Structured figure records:
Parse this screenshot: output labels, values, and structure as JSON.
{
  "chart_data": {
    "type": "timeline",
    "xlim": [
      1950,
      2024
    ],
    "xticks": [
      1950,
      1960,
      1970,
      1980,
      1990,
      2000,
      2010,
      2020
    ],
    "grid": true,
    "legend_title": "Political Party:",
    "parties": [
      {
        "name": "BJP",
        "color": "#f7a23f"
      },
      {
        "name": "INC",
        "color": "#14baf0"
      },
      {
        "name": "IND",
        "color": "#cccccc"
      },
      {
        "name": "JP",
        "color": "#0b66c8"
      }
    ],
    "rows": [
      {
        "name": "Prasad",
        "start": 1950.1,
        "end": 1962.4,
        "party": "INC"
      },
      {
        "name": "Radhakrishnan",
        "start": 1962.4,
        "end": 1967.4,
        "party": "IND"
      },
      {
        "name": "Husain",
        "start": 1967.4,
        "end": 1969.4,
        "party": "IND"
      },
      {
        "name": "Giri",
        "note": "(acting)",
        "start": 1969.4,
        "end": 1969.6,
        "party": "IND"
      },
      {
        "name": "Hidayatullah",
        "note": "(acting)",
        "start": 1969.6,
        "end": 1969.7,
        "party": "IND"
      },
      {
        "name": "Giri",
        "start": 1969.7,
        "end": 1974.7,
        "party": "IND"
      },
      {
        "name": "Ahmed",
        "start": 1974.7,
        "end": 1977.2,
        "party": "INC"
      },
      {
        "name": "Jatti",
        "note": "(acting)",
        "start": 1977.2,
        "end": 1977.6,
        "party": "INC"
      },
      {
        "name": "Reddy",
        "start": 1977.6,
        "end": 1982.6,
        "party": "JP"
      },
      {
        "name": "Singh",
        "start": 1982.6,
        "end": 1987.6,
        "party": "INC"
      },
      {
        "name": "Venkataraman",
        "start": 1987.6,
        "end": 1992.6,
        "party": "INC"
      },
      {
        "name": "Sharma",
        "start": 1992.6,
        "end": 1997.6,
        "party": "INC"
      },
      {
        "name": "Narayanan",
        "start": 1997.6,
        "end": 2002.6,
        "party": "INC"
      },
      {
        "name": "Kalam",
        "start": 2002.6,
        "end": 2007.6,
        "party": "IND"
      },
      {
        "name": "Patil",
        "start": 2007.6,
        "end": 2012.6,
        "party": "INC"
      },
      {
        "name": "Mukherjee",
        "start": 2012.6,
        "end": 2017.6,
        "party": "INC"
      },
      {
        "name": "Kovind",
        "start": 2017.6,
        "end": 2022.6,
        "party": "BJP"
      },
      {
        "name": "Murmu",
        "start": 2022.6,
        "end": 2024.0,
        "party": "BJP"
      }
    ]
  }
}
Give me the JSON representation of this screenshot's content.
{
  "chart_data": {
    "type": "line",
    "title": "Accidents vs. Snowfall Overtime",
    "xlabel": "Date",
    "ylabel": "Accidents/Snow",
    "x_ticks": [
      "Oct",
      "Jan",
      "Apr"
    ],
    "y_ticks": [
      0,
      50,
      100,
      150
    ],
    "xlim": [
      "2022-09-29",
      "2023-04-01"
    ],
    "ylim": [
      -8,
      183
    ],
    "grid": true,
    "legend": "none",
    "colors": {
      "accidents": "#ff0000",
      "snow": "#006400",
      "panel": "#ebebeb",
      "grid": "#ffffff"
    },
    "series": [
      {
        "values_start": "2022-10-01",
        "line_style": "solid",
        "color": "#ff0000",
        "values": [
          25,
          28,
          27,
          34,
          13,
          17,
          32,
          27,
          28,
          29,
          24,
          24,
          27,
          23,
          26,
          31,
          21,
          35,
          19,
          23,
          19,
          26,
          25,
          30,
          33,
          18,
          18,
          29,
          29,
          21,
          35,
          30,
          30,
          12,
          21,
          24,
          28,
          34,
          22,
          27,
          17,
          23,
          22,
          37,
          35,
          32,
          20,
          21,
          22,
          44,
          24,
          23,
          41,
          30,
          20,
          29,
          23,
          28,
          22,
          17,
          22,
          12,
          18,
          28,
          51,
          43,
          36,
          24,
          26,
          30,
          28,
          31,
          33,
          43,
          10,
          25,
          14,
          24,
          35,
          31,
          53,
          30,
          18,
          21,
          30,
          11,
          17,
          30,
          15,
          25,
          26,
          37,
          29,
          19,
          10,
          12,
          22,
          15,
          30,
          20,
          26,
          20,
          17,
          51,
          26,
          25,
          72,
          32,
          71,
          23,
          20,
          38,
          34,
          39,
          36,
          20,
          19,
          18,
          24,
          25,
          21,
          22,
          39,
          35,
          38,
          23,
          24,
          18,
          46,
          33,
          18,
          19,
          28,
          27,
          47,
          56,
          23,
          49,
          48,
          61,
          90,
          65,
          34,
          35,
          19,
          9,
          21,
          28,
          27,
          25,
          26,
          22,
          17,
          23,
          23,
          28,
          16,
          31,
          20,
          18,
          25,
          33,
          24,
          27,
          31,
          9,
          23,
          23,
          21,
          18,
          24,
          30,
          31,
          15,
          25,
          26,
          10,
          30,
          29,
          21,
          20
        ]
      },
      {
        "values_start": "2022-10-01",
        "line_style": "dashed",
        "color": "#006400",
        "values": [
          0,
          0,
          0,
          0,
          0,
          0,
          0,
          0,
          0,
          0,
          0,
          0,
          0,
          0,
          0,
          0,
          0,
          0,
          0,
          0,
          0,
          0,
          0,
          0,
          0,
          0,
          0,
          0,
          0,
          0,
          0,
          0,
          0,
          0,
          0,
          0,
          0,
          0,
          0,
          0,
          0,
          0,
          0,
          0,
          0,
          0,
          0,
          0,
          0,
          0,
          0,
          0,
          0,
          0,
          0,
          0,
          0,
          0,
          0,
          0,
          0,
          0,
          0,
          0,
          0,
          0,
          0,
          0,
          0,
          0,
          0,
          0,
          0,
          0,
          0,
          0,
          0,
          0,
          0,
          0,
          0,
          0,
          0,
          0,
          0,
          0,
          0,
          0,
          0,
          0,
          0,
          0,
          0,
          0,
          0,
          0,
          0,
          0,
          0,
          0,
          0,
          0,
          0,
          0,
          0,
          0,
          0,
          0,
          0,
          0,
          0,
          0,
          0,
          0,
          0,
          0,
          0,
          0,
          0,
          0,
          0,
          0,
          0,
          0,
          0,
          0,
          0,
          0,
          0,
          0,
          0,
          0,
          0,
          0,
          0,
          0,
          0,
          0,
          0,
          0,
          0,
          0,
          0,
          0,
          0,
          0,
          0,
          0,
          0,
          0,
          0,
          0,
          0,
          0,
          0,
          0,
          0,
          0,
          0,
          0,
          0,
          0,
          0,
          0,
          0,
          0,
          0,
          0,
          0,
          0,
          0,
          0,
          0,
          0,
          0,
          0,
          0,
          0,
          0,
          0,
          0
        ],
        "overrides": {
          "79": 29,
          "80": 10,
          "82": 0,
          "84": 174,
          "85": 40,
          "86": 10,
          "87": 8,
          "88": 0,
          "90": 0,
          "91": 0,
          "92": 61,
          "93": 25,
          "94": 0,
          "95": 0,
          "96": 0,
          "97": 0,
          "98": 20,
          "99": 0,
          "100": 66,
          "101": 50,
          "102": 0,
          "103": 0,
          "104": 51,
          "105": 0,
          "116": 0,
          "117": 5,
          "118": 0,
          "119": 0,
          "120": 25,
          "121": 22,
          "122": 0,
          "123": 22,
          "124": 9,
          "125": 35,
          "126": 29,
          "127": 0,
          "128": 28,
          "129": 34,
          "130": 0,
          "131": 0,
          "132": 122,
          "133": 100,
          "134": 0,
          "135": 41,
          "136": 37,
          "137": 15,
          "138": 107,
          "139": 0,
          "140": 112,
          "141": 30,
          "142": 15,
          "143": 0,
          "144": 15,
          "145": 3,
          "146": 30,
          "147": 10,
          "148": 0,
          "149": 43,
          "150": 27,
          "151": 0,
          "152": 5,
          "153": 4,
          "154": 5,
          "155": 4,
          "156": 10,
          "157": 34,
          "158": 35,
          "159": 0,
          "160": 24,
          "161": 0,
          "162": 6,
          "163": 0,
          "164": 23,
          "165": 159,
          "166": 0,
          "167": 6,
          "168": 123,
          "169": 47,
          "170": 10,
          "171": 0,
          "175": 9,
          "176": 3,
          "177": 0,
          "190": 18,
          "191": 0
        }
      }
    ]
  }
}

▶ **Exercise prompt**
Work out how many lines of the listing above include the word "JSON". Reply with nothing but the count.

▶ **The reply**
2